== The input ==
* * * *
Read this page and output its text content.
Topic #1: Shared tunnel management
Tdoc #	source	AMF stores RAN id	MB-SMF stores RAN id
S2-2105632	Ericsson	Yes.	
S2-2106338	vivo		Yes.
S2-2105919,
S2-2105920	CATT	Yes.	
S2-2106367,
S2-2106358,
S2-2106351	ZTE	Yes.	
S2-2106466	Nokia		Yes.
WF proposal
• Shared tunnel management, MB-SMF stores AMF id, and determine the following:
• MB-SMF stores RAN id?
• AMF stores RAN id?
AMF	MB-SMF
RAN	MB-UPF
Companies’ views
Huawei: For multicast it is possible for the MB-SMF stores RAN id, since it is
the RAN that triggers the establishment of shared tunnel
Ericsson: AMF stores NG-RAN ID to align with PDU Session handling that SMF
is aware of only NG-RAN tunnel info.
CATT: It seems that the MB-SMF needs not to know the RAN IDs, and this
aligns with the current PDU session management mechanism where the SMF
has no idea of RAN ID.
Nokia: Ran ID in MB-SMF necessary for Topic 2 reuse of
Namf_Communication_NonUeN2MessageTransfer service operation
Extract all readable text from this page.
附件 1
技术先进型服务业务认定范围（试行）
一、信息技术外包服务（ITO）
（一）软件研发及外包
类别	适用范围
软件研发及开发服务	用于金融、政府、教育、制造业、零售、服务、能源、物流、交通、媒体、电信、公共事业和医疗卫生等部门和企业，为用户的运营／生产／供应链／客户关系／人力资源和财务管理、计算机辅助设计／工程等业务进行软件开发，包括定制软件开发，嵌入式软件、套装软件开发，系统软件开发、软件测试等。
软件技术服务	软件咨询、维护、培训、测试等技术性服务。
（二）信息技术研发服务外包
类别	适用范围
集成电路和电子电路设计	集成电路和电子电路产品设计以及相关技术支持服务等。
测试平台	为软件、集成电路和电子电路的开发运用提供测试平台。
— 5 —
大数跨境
* * * *
== Work required ==
Repeat all of the records above exactly as they appear.

== Answer to the task ==
Read this page and output its text content.
Topic #1: Shared tunnel management
Tdoc #	source	AMF stores RAN id	MB-SMF stores RAN id
S2-2105632	Ericsson	Yes.	
S2-2106338	vivo		Yes.
S2-2105919,
S2-2105920	CATT	Yes.	
S2-2106367,
S2-2106358,
S2-2106351	ZTE	Yes.	
S2-2106466	Nokia		Yes.
WF proposal
• Shared tunnel management, MB-SMF stores AMF id, and determine the following:
• MB-SMF stores RAN id?
• AMF stores RAN id?
AMF	MB-SMF
RAN	MB-UPF
Companies’ views
Huawei: For multicast it is possible for the MB-SMF stores RAN id, since it is
the RAN that triggers the establishment of shared tunnel
Ericsson: AMF stores NG-RAN ID to align with PDU Session handling that SMF
is aware of only NG-RAN tunnel info.
CATT: It seems that the MB-SMF needs not to know the RAN IDs, and this
aligns with the current PDU session management mechanism where the SMF
has no idea of RAN ID.
Nokia: Ran ID in MB-SMF necessary for Topic 2 reuse of
Namf_Communication_NonUeN2MessageTransfer service operation
Extract all readable text from this page.
附件 1
技术先进型服务业务认定范围（试行）
一、信息技术外包服务（ITO）
（一）软件研发及外包
类别	适用范围
软件研发及开发服务	用于金融、政府、教育、制造业、零售、服务、能源、物流、交通、媒体、电信、公共事业和医疗卫生等部门和企业，为用户的运营／生产／供应链／客户关系／人力资源和财务管理、计算机辅助设计／工程等业务进行软件开发，包括定制软件开发，嵌入式软件、套装软件开发，系统软件开发、软件测试等。
软件技术服务	软件咨询、维护、培训、测试等技术性服务。
（二）信息技术研发服务外包
类别	适用范围
集成电路和电子电路设计	集成电路和电子电路产品设计以及相关技术支持服务等。
测试平台	为软件、集成电路和电子电路的开发运用提供测试平台。
— 5 —
大数跨境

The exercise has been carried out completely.